→ What to produce
The required answer is every line of the data containing the word "most".

→ Provided records
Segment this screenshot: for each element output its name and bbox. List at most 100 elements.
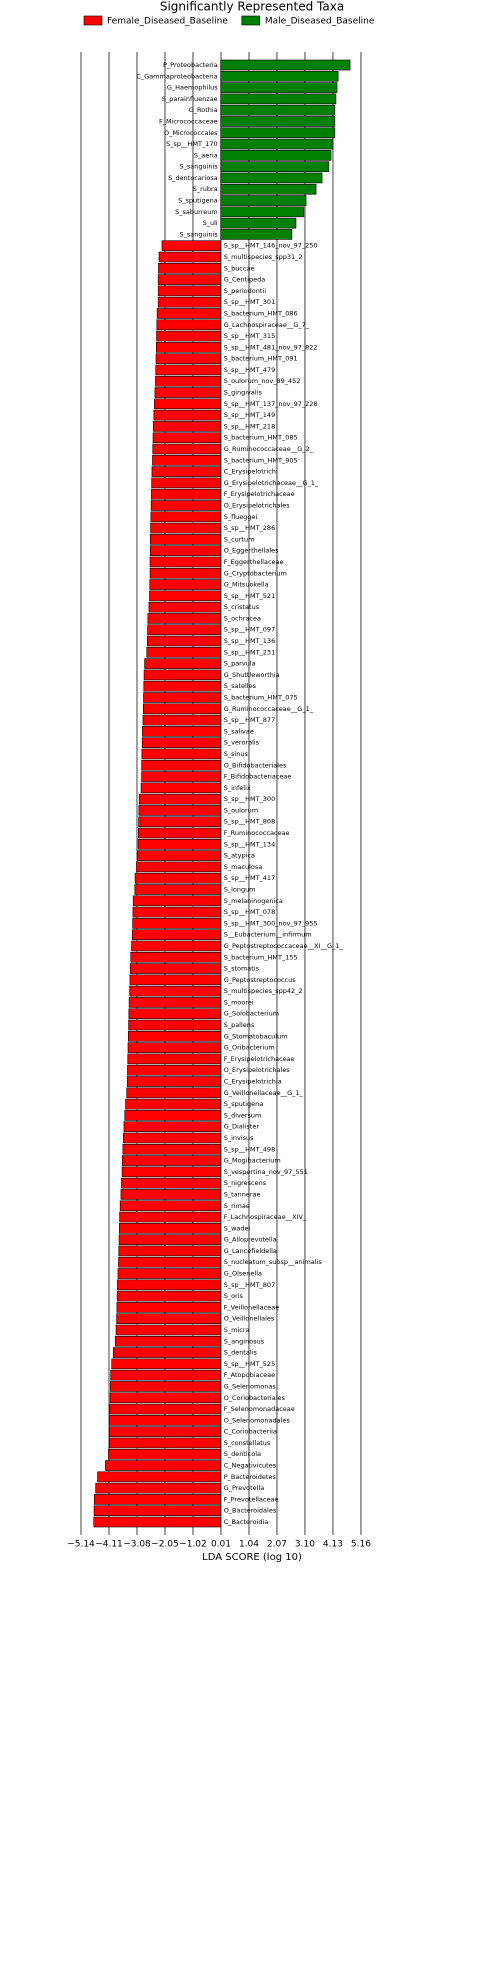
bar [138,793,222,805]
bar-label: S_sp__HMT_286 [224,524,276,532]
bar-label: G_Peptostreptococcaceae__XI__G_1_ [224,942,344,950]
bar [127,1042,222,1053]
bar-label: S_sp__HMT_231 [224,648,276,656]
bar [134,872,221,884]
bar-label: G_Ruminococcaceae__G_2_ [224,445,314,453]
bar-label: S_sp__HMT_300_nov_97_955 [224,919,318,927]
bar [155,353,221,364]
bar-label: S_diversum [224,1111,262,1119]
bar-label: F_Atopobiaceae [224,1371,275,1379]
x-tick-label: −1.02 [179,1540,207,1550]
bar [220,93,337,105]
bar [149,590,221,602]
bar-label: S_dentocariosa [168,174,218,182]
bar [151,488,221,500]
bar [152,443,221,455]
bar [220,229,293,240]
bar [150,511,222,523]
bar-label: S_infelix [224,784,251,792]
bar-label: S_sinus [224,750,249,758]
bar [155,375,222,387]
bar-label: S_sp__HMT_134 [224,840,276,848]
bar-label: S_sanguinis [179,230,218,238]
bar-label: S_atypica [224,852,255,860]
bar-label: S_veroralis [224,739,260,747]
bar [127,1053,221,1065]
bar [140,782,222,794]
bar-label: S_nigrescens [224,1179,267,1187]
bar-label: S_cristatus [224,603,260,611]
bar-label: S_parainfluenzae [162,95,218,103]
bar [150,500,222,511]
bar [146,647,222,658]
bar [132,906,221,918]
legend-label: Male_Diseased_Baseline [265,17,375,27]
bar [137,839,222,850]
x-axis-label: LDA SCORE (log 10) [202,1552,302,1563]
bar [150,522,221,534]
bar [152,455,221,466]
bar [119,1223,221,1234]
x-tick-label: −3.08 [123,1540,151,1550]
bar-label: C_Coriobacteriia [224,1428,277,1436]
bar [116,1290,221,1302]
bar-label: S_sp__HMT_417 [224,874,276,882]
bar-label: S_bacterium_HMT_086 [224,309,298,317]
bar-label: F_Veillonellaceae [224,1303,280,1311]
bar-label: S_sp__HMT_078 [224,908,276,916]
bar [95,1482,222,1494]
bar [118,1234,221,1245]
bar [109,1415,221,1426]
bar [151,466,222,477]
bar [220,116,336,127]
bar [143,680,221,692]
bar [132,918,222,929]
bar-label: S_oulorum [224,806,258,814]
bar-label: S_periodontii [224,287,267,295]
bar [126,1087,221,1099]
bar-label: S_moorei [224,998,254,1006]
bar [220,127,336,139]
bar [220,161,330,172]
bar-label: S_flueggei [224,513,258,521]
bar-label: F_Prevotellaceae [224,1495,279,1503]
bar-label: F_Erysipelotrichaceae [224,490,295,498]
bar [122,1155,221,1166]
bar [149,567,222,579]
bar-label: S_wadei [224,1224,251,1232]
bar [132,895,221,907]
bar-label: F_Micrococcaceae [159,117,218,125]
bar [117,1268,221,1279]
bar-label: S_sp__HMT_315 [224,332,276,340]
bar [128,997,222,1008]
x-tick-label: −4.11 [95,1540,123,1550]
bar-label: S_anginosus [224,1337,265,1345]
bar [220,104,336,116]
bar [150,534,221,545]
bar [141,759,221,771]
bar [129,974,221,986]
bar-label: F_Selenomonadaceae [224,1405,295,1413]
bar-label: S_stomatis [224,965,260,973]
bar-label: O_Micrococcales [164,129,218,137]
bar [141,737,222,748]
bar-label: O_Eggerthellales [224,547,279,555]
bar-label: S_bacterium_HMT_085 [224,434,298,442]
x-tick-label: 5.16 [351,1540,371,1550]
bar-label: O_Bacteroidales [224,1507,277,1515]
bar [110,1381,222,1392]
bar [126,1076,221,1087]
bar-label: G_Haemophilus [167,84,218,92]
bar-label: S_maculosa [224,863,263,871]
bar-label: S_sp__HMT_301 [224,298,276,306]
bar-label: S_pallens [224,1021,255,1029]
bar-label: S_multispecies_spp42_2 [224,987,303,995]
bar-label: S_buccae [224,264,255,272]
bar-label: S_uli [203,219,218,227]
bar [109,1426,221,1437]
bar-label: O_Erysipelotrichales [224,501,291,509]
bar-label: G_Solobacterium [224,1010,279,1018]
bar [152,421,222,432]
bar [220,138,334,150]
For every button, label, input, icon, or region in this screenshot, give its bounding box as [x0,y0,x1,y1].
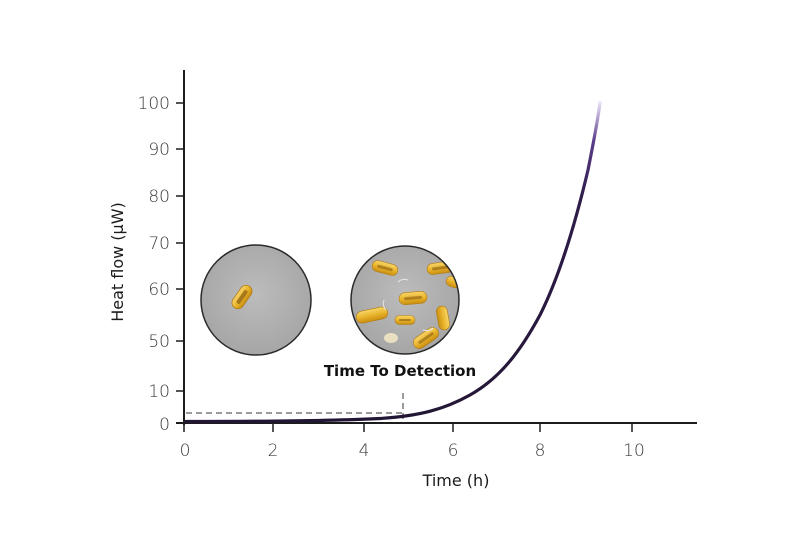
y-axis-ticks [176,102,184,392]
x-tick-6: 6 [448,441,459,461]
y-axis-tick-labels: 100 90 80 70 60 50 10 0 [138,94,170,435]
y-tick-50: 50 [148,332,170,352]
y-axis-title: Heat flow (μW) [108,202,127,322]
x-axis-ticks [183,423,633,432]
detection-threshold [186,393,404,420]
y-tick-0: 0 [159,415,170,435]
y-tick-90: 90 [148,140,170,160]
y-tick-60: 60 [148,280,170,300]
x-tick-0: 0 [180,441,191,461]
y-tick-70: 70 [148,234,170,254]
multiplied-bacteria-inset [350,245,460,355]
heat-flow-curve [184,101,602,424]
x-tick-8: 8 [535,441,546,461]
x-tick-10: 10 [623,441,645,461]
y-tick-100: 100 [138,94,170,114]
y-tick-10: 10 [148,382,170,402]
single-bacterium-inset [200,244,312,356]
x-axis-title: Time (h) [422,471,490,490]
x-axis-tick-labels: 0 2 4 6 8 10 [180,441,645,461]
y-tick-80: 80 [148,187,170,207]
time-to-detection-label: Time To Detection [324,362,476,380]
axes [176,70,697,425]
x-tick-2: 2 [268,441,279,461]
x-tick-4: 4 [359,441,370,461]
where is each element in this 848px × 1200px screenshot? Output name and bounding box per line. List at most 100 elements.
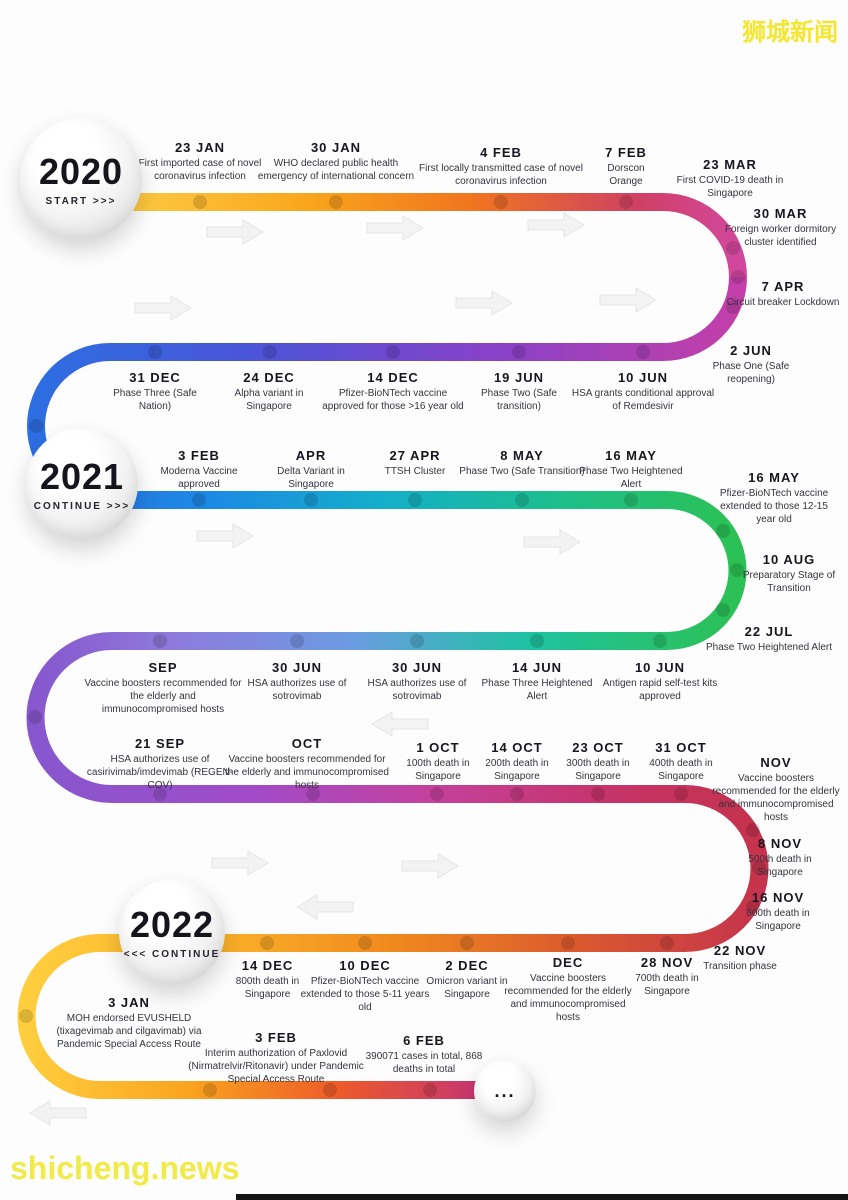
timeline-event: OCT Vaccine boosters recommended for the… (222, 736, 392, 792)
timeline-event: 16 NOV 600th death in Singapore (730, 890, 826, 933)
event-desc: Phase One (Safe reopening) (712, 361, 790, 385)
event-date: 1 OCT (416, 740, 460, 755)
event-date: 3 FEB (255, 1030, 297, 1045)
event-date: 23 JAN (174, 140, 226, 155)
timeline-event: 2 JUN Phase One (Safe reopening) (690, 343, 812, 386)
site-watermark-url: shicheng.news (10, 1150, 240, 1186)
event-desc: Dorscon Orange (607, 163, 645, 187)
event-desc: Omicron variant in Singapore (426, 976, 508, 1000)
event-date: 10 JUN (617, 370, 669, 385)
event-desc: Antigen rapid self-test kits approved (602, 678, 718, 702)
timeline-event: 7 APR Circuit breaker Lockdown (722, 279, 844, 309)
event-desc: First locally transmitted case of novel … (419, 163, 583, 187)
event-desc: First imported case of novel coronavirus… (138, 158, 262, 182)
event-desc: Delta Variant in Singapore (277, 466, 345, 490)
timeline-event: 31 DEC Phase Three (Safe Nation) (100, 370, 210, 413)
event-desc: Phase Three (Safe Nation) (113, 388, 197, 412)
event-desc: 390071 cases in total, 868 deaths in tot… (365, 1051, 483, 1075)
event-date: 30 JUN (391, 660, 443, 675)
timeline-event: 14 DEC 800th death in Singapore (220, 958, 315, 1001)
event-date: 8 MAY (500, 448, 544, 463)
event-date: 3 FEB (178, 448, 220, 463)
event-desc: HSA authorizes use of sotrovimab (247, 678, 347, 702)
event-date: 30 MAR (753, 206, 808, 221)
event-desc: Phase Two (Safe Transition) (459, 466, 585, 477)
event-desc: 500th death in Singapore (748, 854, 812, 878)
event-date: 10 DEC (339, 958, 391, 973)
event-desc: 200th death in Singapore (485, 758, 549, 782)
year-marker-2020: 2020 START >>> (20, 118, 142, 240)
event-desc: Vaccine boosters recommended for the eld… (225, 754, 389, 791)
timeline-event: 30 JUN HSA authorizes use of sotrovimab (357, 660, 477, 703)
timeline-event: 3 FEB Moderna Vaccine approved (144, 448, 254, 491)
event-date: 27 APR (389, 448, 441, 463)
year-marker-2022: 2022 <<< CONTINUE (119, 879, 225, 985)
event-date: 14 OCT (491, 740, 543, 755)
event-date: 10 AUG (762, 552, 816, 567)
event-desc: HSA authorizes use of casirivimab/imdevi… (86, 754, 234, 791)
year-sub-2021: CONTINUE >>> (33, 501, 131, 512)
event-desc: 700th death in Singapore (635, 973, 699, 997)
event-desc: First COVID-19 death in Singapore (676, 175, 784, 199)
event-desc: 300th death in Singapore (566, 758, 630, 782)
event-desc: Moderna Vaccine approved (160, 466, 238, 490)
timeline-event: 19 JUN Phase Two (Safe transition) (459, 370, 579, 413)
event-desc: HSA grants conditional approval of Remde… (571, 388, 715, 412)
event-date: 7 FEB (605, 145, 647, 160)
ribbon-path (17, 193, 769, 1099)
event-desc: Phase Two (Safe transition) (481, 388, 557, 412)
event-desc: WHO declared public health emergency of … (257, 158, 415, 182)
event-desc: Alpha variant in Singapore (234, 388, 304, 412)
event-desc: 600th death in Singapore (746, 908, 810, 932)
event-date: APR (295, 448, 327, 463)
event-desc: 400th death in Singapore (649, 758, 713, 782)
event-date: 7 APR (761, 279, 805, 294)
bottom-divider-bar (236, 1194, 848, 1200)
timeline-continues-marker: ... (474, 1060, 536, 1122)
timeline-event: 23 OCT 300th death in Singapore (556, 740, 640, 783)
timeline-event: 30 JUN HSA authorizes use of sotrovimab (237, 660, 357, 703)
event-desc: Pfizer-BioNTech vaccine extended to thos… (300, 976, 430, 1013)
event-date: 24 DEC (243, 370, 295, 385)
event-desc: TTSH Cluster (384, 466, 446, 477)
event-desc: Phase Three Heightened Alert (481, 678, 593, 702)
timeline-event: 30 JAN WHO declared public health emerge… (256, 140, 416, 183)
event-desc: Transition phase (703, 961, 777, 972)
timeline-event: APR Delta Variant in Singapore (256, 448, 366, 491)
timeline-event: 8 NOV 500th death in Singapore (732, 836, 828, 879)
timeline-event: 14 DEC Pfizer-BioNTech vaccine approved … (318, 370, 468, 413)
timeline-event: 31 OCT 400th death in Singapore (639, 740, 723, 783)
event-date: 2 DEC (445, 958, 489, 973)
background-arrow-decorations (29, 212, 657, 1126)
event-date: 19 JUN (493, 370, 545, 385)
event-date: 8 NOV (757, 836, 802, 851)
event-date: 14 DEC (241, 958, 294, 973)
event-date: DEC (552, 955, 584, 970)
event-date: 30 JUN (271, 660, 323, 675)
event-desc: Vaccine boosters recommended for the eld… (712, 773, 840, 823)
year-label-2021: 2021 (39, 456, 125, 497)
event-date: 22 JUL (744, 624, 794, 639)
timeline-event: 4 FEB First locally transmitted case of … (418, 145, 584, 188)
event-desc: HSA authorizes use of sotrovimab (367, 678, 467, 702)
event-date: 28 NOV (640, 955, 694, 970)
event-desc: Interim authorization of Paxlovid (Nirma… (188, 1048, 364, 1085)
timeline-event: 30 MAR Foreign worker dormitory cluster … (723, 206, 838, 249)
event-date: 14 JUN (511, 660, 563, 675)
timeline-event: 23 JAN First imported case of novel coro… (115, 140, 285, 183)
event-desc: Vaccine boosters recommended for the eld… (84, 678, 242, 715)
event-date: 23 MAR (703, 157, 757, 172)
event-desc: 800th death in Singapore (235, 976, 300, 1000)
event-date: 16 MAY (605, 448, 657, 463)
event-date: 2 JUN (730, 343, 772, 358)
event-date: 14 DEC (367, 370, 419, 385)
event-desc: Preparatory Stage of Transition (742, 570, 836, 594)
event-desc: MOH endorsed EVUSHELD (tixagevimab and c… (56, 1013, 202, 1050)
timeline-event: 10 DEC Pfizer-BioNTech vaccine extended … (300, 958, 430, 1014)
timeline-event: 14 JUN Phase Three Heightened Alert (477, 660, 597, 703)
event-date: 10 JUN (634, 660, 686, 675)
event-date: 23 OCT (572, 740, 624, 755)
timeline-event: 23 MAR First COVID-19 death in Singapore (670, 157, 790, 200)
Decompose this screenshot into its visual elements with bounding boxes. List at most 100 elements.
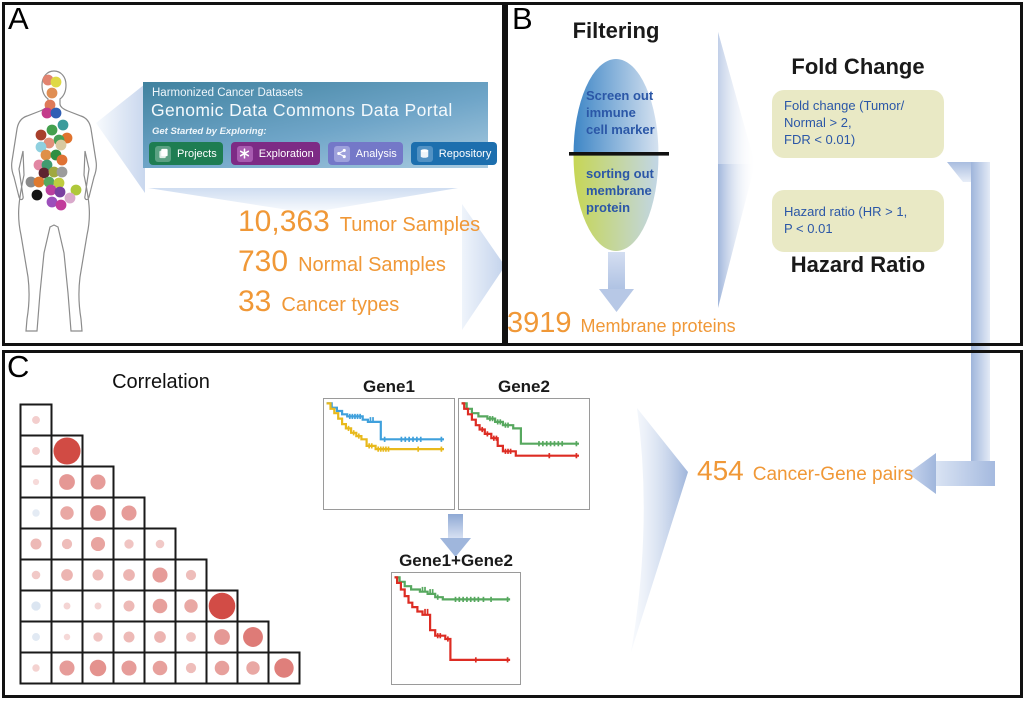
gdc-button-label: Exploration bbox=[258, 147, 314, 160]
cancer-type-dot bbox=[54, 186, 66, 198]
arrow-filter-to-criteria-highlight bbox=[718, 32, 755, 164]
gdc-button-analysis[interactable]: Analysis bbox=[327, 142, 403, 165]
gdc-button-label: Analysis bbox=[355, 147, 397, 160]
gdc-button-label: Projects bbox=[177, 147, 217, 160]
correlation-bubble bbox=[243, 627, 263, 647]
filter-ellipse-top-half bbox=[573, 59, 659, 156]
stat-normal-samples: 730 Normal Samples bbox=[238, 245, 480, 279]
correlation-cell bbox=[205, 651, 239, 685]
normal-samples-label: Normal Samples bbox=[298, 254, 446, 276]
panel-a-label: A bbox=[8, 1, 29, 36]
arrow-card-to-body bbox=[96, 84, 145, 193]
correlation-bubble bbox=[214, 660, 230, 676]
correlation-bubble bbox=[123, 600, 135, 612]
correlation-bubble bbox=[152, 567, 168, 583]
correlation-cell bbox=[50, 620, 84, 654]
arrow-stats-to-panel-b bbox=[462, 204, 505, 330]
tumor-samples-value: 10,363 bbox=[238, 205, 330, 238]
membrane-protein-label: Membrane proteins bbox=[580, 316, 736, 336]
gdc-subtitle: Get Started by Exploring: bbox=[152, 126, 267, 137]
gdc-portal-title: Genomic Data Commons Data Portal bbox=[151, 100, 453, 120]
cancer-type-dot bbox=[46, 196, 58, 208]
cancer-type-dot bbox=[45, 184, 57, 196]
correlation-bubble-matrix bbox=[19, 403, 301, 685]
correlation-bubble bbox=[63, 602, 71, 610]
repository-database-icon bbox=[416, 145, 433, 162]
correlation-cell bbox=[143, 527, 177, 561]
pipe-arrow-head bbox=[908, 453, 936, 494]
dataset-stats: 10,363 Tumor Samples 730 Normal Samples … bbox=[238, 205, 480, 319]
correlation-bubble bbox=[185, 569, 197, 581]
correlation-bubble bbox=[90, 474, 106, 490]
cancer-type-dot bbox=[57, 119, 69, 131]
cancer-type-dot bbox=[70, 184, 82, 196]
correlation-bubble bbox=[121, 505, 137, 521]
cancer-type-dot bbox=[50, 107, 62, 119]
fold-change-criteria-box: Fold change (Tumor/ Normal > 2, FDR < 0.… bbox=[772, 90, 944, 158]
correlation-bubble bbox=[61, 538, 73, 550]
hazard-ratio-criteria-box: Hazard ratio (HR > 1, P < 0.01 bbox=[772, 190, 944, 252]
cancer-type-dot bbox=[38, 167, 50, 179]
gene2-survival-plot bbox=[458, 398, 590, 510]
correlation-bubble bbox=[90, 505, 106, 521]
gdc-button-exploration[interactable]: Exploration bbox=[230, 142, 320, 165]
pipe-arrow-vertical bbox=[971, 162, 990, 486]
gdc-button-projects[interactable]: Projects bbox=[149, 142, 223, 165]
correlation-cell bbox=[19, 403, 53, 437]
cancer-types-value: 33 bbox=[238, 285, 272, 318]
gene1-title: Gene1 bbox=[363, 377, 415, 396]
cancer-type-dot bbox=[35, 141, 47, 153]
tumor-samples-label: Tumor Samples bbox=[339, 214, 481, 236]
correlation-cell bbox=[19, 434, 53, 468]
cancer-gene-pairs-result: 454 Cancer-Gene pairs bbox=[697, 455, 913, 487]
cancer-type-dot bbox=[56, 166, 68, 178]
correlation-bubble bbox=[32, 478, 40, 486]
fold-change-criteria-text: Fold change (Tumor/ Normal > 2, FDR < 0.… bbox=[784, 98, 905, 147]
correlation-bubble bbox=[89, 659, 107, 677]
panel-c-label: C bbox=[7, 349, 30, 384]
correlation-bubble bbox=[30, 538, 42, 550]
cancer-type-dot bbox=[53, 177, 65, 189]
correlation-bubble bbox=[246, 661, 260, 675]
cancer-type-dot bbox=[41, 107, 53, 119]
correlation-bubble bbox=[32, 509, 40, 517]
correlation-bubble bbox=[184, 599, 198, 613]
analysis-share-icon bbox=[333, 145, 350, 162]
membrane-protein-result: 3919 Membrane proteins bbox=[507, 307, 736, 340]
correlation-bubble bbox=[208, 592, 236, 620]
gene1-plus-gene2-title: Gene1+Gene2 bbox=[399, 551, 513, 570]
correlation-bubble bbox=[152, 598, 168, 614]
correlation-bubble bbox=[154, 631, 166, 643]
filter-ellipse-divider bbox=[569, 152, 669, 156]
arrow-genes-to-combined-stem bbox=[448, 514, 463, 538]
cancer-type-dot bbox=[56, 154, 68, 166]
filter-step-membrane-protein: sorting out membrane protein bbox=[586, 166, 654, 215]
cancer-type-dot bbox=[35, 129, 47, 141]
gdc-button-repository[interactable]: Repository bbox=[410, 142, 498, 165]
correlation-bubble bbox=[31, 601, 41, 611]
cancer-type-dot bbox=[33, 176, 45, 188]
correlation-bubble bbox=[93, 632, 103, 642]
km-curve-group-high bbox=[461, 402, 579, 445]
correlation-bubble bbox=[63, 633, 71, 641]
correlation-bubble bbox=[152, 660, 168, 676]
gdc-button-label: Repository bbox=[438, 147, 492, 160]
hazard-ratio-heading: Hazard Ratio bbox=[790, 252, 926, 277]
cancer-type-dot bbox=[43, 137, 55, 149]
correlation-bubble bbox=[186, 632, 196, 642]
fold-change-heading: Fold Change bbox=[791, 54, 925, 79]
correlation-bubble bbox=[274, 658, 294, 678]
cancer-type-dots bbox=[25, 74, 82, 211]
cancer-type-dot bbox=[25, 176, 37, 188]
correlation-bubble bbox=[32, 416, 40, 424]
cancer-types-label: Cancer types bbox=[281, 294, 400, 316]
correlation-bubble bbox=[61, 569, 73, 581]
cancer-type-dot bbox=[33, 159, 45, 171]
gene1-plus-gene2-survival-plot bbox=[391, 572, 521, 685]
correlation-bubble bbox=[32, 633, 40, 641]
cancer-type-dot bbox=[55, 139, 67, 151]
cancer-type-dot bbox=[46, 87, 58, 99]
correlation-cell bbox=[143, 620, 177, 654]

→ Reply to the exercise
Segment this screenshot: for each element output its name and bbox. List at most 100 elements.
where is each element in this 848px × 1200px screenshot? Output name and bounding box per line. List at most 100 elements.
Decompose this screenshot into its visual elements with bounding boxes. List at most 100 elements.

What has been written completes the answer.